Court exercice.
Reprenez à l'identique le passage du segment de texte qui commence par « Sur la requête n° 18PA03117 » et se termine par « pas entaché d'irrégularité. ».

Segment de texte.
== == ==

Sur la requête n° 18PA03117 :

2. Les deux requêtes n° 18PA03116 et n° 18PA03117 de Mme D... sont dirigées contre le même jugement et comportent des conclusions et des moyens identiques, la requête n° 18PA03117 constituant en réalité le doublon de la requête n° 18PA03116, transmis par erreur à la Cour. Il y a lieu, en conséquence, de radier la requête n° 18PA03117 des registres du greffe et de verser les productions des parties enregistrées sous ce numéro au dossier de la requête enregistrée sous le n° 18PA03116.

Sur la requête n° 18PA03116 :

En ce qui concerne la régularité du jugement :

3. Il résulte en premier lieu du jugement attaqué que celui-ci a visé et analysé de manière suffisamment précise l'ensemble des moyens présentés par Mme D... à l'appui de ses conclusions. Ce jugement n'est dès lors pas entaché d'irrégularité.

4. En second lieu, en se fondant sur l'absence de caractère anormal et spécial du préjudice dont se prévaut la requérante eu égard à l'objet de la réglementation européenne applicable, les premiers juges ont suffisamment motivé leur réponse au moyen, soulevé par Mme D..., tiré de la responsabilité sans faute de l'Etat.

== == ==

Extraits du listing.
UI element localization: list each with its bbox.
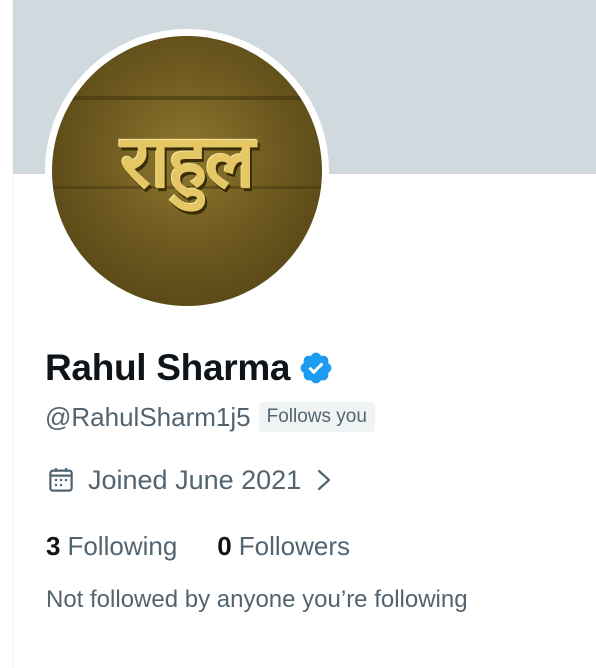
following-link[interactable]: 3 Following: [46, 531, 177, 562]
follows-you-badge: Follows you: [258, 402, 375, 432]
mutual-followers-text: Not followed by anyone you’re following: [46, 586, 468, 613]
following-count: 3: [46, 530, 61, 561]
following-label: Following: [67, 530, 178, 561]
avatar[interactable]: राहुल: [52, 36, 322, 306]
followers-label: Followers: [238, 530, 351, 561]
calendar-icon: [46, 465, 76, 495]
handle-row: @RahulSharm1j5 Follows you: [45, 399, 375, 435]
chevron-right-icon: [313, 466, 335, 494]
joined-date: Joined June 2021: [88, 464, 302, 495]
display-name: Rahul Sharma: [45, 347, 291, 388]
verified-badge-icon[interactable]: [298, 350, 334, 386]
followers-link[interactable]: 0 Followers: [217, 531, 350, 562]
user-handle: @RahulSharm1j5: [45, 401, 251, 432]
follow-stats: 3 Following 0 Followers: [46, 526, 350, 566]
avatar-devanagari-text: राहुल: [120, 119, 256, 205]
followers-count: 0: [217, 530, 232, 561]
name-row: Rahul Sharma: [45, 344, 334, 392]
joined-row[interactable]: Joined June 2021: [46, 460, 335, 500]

== == ==

Solution complète.
Sur la requête n° 18PA03117 :

2. Les deux requêtes n° 18PA03116 et n° 18PA03117 de Mme D... sont dirigées contre le même jugement et comportent des conclusions et des moyens identiques, la requête n° 18PA03117 constituant en réalité le doublon de la requête n° 18PA03116, transmis par erreur à la Cour. Il y a lieu, en conséquence, de radier la requête n° 18PA03117 des registres du greffe et de verser les productions des parties enregistrées sous ce numéro au dossier de la requête enregistrée sous le n° 18PA03116.

Sur la requête n° 18PA03116 :

En ce qui concerne la régularité du jugement :

3. Il résulte en premier lieu du jugement attaqué que celui-ci a visé et analysé de manière suffisamment précise l'ensemble des moyens présentés par Mme D... à l'appui de ses conclusions. Ce jugement n'est dès lors pas entaché d'irrégularité.